● EXERCISES TO COMPLETE
1. In the explanation of BNF grammars below, which book and pages does the definition of the set of terms follow?
2. Proceed with the explanation of BNF grammars from the point where it stops.

● QUOTED PASSAGE
I think the key problem here is not understanding how inductive definitions of syntax work. Here are three approaches to understanding what a BNF grammar means.

Consider a simple grammar:

$$ t ::= \mathtt{true} ~~|~~ \mathtt{false} ~~|~~ 0 ~~|~~ \mathtt{succ}\ t ~~|~~ \mathtt{if}\ t\ \mathtt{then}\ t\ \mathtt{else}\ t$$

Following Pierce's Types and Programming Languages pages 26-27, the set of terms defined by this grammar is given by the following three equivalent ways.

Inductively

The set of terms is the smallest set $\mathcal{T}$ such that:

  1. $\{\mathtt{true},\mathtt{false},0\}\subseteq\mathcal{T}$.
  2. if $t_1\in\mathcal{T}$, then $\mathtt{succ}\ t_1\in\mathcal{T}$.
  3. if $t_1,t_2,t_3\in\mathcal{T}$, then $\mathtt{if}\ t_1\ \mathtt{then}\ t_2\ \mathtt{else}\ t_3\in\mathcal{T}$.

● DATA EXCERPTS
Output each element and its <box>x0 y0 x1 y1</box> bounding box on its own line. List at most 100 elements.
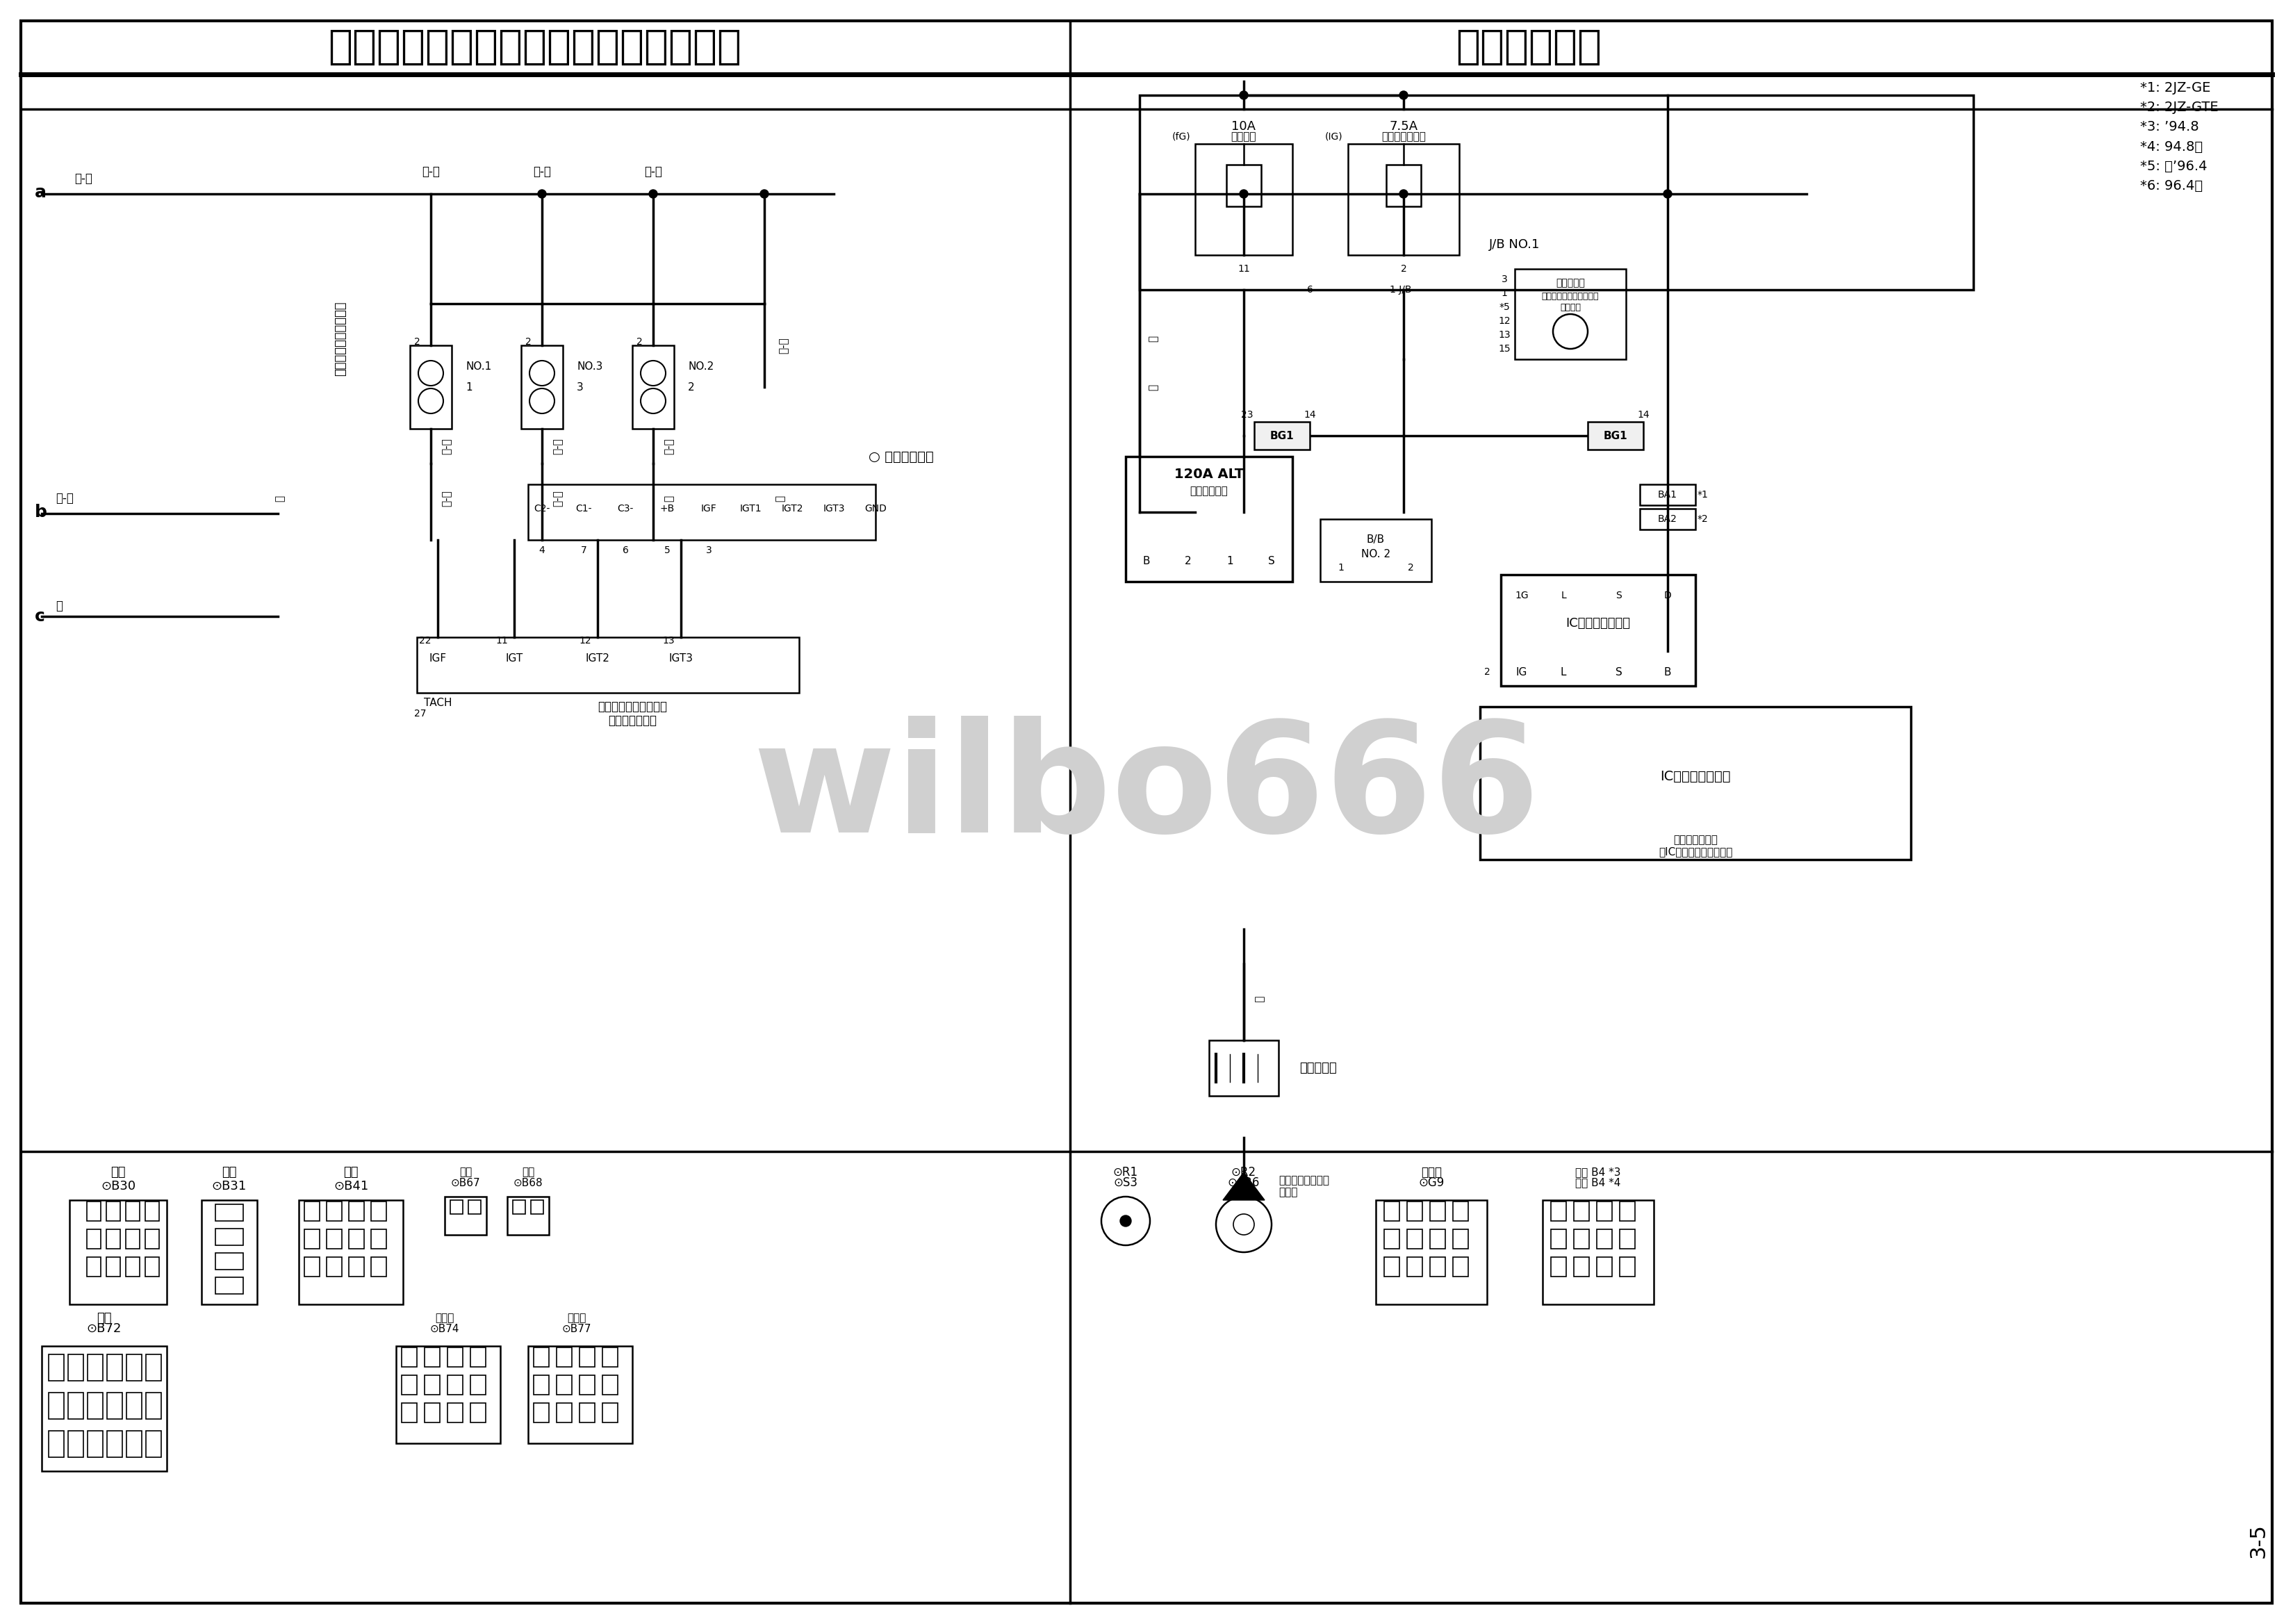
Text: 3-5: 3-5 <box>2247 1523 2268 1557</box>
Text: 黒色: 黒色 <box>96 1312 112 1325</box>
Bar <box>87 1257 101 1276</box>
Circle shape <box>649 190 658 198</box>
Text: イグニッション: イグニッション <box>1380 132 1426 143</box>
Text: 孔白色: 孔白色 <box>1422 1166 1442 1179</box>
Bar <box>580 1348 594 1367</box>
Text: GND: GND <box>864 503 887 513</box>
Bar <box>470 1376 486 1395</box>
Text: 7: 7 <box>580 546 587 555</box>
Text: 27: 27 <box>415 708 426 718</box>
Circle shape <box>1662 190 1672 198</box>
Bar <box>1573 1257 1589 1276</box>
Bar <box>1195 145 1293 255</box>
Text: ランプ）: ランプ） <box>1559 302 1580 312</box>
Text: チャージング: チャージング <box>1456 26 1601 67</box>
Bar <box>108 1431 122 1457</box>
Text: 13: 13 <box>663 637 674 646</box>
Bar <box>349 1257 365 1276</box>
Text: *6: 96.4～: *6: 96.4～ <box>2139 179 2204 192</box>
Text: 黒-白: 黒-白 <box>73 172 92 185</box>
Bar <box>349 1202 365 1221</box>
Bar <box>216 1205 243 1221</box>
Bar <box>507 1197 548 1234</box>
Bar <box>1408 1257 1422 1276</box>
Bar <box>397 1346 500 1444</box>
Bar <box>1387 164 1422 206</box>
Text: 1: 1 <box>1339 564 1344 573</box>
Text: BA1: BA1 <box>1658 490 1678 500</box>
Bar <box>371 1202 385 1221</box>
Bar <box>87 1393 103 1419</box>
Bar <box>126 1257 140 1276</box>
Text: 3: 3 <box>578 382 582 393</box>
Text: イグニッションコイル: イグニッションコイル <box>335 300 346 375</box>
Bar <box>424 1348 440 1367</box>
Bar <box>401 1403 417 1423</box>
Text: エンジンコントロール
コンピューター: エンジンコントロール コンピューター <box>598 700 667 728</box>
Text: 1: 1 <box>1227 555 1234 567</box>
Bar <box>470 1348 486 1367</box>
Bar <box>532 1200 543 1215</box>
Bar <box>41 1346 167 1471</box>
Text: 黒: 黒 <box>1149 383 1158 390</box>
Bar <box>48 1354 64 1380</box>
Text: （チャージウォーニング: （チャージウォーニング <box>1541 292 1598 300</box>
Text: ⊙R1: ⊙R1 <box>1112 1166 1137 1179</box>
Bar <box>87 1229 101 1249</box>
Bar <box>126 1393 142 1419</box>
Bar <box>1431 1202 1445 1221</box>
Text: wilbo666: wilbo666 <box>752 716 1541 864</box>
Text: 2: 2 <box>1401 265 1406 274</box>
Text: *5: ～’96.4: *5: ～’96.4 <box>2139 159 2208 172</box>
Bar <box>1227 164 1261 206</box>
Bar <box>603 1376 617 1395</box>
Bar <box>126 1431 142 1457</box>
Text: IGT3: IGT3 <box>823 503 844 513</box>
Bar <box>1550 1202 1566 1221</box>
Text: 1: 1 <box>1502 289 1507 299</box>
Bar <box>445 1197 486 1234</box>
Text: 黒色: 黒色 <box>523 1168 534 1177</box>
Bar <box>1408 1229 1422 1249</box>
Text: 2: 2 <box>413 338 420 348</box>
Text: 3: 3 <box>706 546 711 555</box>
Text: 5: 5 <box>665 546 670 555</box>
Text: 黒-白: 黒-白 <box>422 166 440 179</box>
Bar <box>105 1229 119 1249</box>
Text: 黒-白: 黒-白 <box>644 166 663 179</box>
Text: L: L <box>1562 667 1566 677</box>
Bar <box>1516 270 1626 359</box>
Text: IG: IG <box>1516 667 1527 677</box>
Bar <box>216 1276 243 1294</box>
Bar <box>1550 1257 1566 1276</box>
Text: 孔白色: 孔白色 <box>566 1314 587 1324</box>
Bar <box>557 1348 571 1367</box>
Text: スターティング　＆　イグニッション: スターティング ＆ イグニッション <box>328 26 741 67</box>
Bar <box>401 1348 417 1367</box>
Bar <box>527 484 876 539</box>
Bar <box>1431 1257 1445 1276</box>
Bar <box>1573 1202 1589 1221</box>
Bar <box>1385 1257 1399 1276</box>
Bar <box>401 1376 417 1395</box>
Text: チャージング: チャージング <box>1190 486 1229 497</box>
Bar <box>108 1393 122 1419</box>
Bar <box>1454 1202 1468 1221</box>
Text: チェテール: チェテール <box>1557 278 1584 287</box>
Text: 黒-白: 黒-白 <box>553 490 562 507</box>
Bar <box>216 1229 243 1246</box>
Text: 23: 23 <box>1241 409 1254 419</box>
Circle shape <box>1241 190 1247 198</box>
Bar <box>371 1257 385 1276</box>
Bar <box>424 1376 440 1395</box>
Bar <box>1619 1202 1635 1221</box>
Text: B/B: B/B <box>1367 534 1385 546</box>
Text: 黒-白: 黒-白 <box>440 438 452 455</box>
Text: 黒色: 黒色 <box>459 1168 472 1177</box>
Bar <box>1619 1229 1635 1249</box>
Bar <box>557 1403 571 1423</box>
Bar <box>521 346 562 429</box>
Bar <box>1596 1229 1612 1249</box>
Circle shape <box>539 190 546 198</box>
Text: 1: 1 <box>465 382 472 393</box>
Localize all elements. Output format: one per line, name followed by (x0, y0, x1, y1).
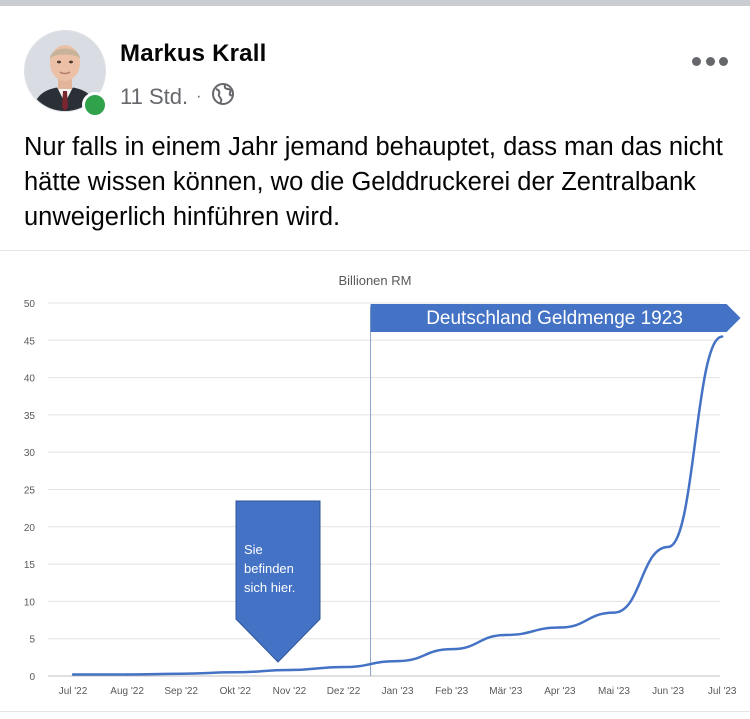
banner-arrow (370, 304, 741, 332)
chart-data-point (612, 611, 616, 614)
chart-pointer-callout: Sie befinden sich hier. (235, 500, 321, 663)
chart-y-tick-label: 20 (24, 523, 36, 534)
chart-data-point (721, 335, 724, 338)
chart-image[interactable]: 0 5 10 15 20 25 30 35 40 45 50 Jul '22 Aug '22 Sep '… (0, 250, 750, 712)
chart-y-tick-label: 0 (29, 672, 35, 683)
pointer-label-line: befinden (244, 561, 294, 576)
more-dot (719, 56, 728, 66)
chart-data-point (234, 671, 237, 674)
chart-x-tick-label: Okt '22 (220, 686, 252, 697)
chart-x-tick-label: Mai '23 (598, 686, 630, 697)
online-status-dot (82, 92, 108, 118)
chart-x-tick-label: Jan '23 (382, 686, 414, 697)
chart-x-tick-label: Mär '23 (489, 686, 522, 697)
chart-data-point (504, 633, 507, 637)
chart-x-tick-label: Feb '23 (435, 686, 468, 697)
chart-data-point (125, 673, 129, 676)
money-supply-chart: 0 5 10 15 20 25 30 35 40 45 50 Jul '22 Aug '22 Sep '… (24, 273, 741, 697)
chart-gridlines (48, 302, 720, 677)
pointer-label-line: Sie (244, 542, 263, 557)
post-message: Nur falls in einem Jahr jemand behauptet… (24, 133, 723, 231)
chart-data-point (450, 647, 453, 651)
pointer-label-line: sich hier. (244, 580, 295, 595)
chart-x-tick-labels: Jul '22 Aug '22 Sep '22 Okt '22 Nov '22 Dez '… (59, 686, 737, 697)
post-timestamp[interactable]: 11 Std. (120, 84, 189, 109)
chart-title: Billionen RM (339, 273, 412, 288)
chart-data-point (396, 659, 399, 663)
chart-data-point (666, 545, 670, 549)
chart-x-tick-label: Aug '22 (110, 686, 144, 697)
author-avatar[interactable] (24, 30, 108, 118)
pointer-arrow (235, 500, 321, 663)
chart-y-tick-label: 50 (24, 299, 36, 310)
post-meta: 11 Std. · (120, 82, 235, 112)
chart-y-tick-label: 25 (24, 486, 36, 497)
chart-x-tick-label: Nov '22 (273, 686, 307, 697)
top-divider (0, 0, 750, 6)
globe-icon[interactable] (209, 82, 235, 112)
more-options-icon[interactable] (692, 54, 728, 68)
chart-data-point (558, 626, 562, 629)
chart-y-tick-label: 35 (24, 411, 36, 422)
meta-separator: · (196, 88, 202, 105)
chart-y-tick-label: 15 (24, 560, 36, 571)
chart-series-line (73, 335, 723, 676)
more-dot (705, 56, 715, 66)
chart-y-tick-label: 40 (24, 374, 36, 385)
author-name[interactable]: Markus Krall (120, 40, 267, 67)
chart-x-tick-label: Jul '22 (59, 686, 88, 697)
facebook-post: Markus Krall 11 Std. · Nur falls in eine… (0, 6, 750, 719)
chart-x-tick-label: Sep '22 (164, 686, 198, 697)
more-dot (692, 56, 701, 66)
banner-label: Deutschland Geldmenge 1923 (426, 308, 683, 329)
chart-x-tick-label: Jun '23 (652, 686, 684, 697)
chart-y-tick-label: 30 (24, 448, 36, 459)
chart-y-tick-label: 10 (24, 597, 36, 608)
chart-data-point (71, 673, 75, 676)
chart-data-point (180, 672, 183, 675)
chart-data-point (288, 668, 291, 672)
chart-y-tick-label: 45 (24, 336, 36, 347)
chart-y-tick-labels: 0 5 10 15 20 25 30 35 40 45 50 (24, 299, 36, 683)
chart-data-point (342, 665, 345, 669)
chart-x-tick-label: Apr '23 (544, 686, 576, 697)
chart-y-tick-label: 5 (29, 635, 35, 646)
chart-x-tick-label: Dez '22 (327, 686, 361, 697)
chart-banner: Deutschland Geldmenge 1923 (370, 304, 741, 332)
chart-x-tick-label: Jul '23 (708, 686, 737, 697)
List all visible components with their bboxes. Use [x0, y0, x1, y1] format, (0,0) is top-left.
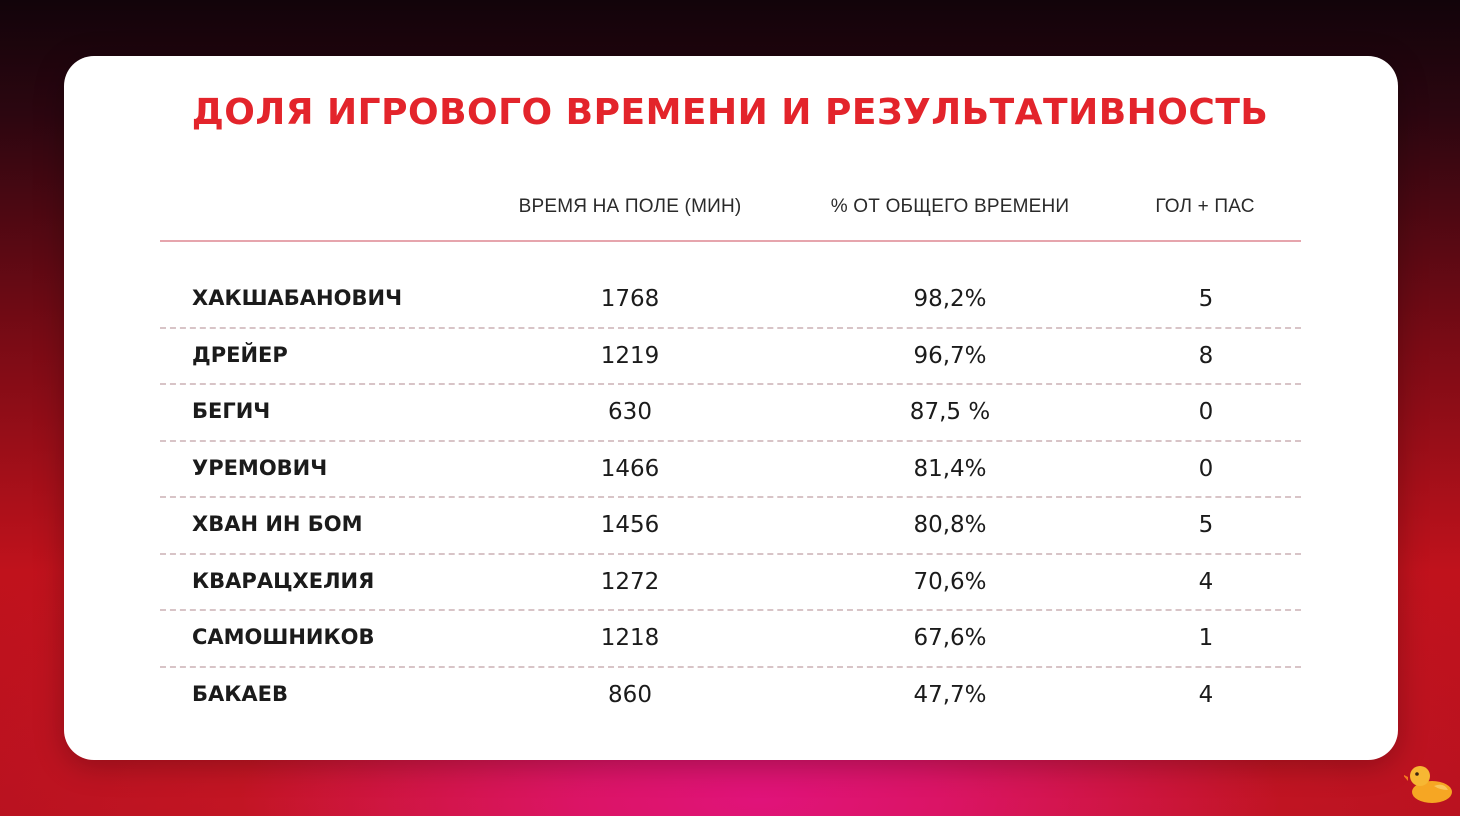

● ANSWERS FOR THIS EXERCISE
1. Pierce's Types and Programming Languages, pages 26-27.

2.
By Inference Rules

The set of terms is defined by the following rules:

$$\mathtt{true}\in\mathcal{T} \qquad \mathtt{false}\in\mathcal{T} \qquad 0\in\mathcal{T}$$

$$\dfrac{t_1\in\mathcal{T}}{\mathtt{succ}\ t_1\in\mathcal{T}} \qquad \dfrac{t_1\in\mathcal{T}\quad t_2\in\mathcal{T}\quad t_3\in\mathcal{T}}{\mathtt{if}\ t_1\ \mathtt{then}\ t_2\ \mathtt{else}\ t_3\in\mathcal{T}}$$

Concretely

For each natural number $i$, define set $S_i$ as follows:

  1. $S_0=\emptyset$.
  2. $S_{i+1}=\{\mathtt{true},\mathtt{false},0\}\cup\{\mathtt{succ}\ t_1\mid t_1\in S_i\} \cup \{\mathtt{if}\ t_1\ \mathtt{then}\ t_2\ \mathtt{else}\ t_3 \mid t_1,t_2,t_3\in S_i\}$

Finally, $S=\bigcup_i S_i$ is the set of all terms.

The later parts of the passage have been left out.